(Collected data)
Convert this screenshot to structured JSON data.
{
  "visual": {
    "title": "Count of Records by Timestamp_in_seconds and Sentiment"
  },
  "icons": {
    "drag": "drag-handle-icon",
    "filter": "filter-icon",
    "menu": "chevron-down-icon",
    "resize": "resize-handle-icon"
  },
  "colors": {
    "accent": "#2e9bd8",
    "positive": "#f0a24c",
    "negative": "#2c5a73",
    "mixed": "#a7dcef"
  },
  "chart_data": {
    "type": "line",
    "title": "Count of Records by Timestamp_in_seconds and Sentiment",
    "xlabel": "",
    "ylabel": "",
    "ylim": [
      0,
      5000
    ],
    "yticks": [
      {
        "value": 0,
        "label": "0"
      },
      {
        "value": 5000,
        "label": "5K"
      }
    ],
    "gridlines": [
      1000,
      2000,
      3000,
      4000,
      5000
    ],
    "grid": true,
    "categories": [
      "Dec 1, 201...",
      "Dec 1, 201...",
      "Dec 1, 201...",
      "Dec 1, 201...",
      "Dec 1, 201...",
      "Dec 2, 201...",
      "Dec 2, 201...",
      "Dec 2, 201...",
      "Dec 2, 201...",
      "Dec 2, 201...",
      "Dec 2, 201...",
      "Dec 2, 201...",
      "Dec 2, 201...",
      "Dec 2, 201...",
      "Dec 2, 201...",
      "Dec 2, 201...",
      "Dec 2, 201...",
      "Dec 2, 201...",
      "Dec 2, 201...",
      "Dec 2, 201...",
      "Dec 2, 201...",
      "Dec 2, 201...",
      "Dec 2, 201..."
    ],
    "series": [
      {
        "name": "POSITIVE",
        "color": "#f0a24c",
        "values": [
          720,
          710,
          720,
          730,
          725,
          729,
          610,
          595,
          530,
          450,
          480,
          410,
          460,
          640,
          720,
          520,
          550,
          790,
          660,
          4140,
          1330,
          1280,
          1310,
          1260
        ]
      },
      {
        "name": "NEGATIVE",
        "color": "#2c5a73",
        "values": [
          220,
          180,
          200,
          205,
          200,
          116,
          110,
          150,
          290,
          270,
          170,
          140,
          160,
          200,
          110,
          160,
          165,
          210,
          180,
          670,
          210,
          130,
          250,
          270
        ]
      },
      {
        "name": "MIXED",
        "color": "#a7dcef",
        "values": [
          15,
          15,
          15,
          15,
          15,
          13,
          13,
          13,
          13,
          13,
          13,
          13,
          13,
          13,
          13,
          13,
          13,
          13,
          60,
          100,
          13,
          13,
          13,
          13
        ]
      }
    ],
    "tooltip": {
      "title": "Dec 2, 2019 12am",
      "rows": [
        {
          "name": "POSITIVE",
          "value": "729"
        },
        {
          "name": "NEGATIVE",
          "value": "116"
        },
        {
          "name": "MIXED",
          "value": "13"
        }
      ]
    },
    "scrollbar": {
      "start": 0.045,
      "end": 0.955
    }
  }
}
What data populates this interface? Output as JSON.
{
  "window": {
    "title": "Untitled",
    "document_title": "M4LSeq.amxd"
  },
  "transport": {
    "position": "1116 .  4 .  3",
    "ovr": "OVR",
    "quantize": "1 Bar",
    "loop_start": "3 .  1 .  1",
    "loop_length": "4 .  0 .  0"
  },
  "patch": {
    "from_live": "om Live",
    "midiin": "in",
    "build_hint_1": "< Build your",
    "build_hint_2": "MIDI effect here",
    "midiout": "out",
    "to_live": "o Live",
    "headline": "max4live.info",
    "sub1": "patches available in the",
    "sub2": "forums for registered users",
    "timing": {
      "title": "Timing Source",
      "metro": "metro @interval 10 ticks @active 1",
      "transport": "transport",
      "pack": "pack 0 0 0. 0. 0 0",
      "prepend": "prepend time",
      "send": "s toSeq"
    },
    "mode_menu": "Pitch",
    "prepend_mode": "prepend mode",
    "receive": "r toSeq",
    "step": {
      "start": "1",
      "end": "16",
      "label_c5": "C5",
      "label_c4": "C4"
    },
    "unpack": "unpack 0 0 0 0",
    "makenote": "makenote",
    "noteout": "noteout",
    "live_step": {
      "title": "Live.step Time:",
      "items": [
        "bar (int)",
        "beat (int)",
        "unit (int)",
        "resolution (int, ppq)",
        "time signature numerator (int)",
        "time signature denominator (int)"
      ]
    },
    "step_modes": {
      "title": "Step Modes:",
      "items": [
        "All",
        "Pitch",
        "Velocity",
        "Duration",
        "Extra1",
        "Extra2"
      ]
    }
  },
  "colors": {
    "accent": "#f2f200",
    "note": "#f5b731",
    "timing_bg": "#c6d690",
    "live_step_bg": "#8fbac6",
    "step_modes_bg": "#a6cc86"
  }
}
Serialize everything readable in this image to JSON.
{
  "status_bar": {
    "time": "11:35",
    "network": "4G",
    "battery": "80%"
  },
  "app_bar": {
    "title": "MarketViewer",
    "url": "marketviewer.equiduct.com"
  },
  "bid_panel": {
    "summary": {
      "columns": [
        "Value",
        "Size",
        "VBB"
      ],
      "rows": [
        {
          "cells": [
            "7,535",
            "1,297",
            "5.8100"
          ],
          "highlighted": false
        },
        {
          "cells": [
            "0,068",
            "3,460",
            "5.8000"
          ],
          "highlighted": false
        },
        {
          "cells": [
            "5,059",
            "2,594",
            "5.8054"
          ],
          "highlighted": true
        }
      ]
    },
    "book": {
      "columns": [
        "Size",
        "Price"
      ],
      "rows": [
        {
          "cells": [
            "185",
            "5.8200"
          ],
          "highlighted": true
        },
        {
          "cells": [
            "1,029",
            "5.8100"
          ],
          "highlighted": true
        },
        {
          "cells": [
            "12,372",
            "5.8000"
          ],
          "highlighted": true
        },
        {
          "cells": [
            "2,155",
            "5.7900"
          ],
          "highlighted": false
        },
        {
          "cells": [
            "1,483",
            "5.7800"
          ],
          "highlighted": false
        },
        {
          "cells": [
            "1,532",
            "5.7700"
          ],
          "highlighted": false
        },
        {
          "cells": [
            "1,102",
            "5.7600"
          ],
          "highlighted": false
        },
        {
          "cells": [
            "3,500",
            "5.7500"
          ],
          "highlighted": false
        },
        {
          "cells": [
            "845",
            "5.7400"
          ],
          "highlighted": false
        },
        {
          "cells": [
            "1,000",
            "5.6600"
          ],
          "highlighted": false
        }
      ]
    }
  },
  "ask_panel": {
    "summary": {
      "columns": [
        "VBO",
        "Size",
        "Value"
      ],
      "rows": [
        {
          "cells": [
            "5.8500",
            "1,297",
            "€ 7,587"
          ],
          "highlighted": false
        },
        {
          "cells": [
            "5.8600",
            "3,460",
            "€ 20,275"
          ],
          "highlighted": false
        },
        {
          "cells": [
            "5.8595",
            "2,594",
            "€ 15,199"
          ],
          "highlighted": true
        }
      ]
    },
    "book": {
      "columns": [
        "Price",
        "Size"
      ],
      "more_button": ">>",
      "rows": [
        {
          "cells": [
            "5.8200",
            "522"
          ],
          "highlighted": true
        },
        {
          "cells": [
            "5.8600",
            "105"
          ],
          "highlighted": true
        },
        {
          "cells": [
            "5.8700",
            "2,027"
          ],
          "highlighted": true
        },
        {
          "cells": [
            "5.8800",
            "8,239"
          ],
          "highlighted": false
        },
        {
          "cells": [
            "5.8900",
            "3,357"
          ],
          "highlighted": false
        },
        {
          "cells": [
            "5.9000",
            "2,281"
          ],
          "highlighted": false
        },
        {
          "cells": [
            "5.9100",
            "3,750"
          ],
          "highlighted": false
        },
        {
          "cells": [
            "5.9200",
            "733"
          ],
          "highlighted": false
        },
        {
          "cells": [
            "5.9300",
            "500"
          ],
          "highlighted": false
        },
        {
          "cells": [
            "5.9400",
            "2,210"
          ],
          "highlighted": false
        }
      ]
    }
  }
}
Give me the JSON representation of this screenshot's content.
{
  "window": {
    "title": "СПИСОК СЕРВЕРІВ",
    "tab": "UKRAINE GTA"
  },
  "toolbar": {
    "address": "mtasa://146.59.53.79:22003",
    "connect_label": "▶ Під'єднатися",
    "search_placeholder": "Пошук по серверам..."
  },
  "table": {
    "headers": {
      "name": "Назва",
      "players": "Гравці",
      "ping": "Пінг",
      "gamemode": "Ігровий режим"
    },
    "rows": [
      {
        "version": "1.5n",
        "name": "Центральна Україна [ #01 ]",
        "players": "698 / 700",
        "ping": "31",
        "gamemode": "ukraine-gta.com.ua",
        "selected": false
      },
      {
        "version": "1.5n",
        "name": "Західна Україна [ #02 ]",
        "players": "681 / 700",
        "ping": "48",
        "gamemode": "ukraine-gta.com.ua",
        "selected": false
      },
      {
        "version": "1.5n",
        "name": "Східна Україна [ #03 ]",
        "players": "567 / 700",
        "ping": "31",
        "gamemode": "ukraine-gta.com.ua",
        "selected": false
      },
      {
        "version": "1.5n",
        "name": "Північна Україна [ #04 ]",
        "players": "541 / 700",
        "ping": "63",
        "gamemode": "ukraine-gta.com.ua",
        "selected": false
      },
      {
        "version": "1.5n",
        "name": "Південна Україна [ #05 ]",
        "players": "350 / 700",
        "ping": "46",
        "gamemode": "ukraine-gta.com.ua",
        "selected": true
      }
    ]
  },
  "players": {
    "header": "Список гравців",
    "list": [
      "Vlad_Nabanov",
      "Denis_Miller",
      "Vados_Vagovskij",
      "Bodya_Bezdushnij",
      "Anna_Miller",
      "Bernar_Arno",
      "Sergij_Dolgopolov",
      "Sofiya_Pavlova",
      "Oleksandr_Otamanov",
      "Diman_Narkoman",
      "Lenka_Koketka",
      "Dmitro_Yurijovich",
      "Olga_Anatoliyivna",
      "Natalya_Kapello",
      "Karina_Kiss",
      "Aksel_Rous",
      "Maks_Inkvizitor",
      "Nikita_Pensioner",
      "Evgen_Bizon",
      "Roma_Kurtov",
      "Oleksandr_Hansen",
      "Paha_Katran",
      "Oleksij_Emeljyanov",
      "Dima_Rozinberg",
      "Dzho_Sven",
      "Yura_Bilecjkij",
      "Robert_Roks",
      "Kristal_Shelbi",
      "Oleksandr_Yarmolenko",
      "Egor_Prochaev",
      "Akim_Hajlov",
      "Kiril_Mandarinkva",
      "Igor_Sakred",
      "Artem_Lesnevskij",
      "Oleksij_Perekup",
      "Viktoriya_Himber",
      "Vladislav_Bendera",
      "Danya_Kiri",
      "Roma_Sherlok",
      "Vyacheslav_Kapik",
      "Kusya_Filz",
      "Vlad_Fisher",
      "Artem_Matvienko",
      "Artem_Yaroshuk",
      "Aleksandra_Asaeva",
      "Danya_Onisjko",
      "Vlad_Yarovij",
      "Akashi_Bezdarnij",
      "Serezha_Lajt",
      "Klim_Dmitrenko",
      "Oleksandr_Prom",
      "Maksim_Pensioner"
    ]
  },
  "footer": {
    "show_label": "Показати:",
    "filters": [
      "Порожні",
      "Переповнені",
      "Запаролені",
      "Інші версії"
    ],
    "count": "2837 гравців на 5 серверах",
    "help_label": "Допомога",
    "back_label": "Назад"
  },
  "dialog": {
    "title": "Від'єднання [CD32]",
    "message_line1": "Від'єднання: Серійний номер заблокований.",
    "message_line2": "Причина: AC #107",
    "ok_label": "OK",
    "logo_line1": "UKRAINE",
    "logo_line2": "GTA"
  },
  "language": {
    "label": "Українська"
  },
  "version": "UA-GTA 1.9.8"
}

▸ **Stated goal**: Pick out lines containing the word "Sentiment", each one as written.

▸ **Answer for this exercise**:
    "title": "Count of Records by Timestamp_in_seconds and Sentiment"
    "title": "Count of Records by Timestamp_in_seconds and Sentiment",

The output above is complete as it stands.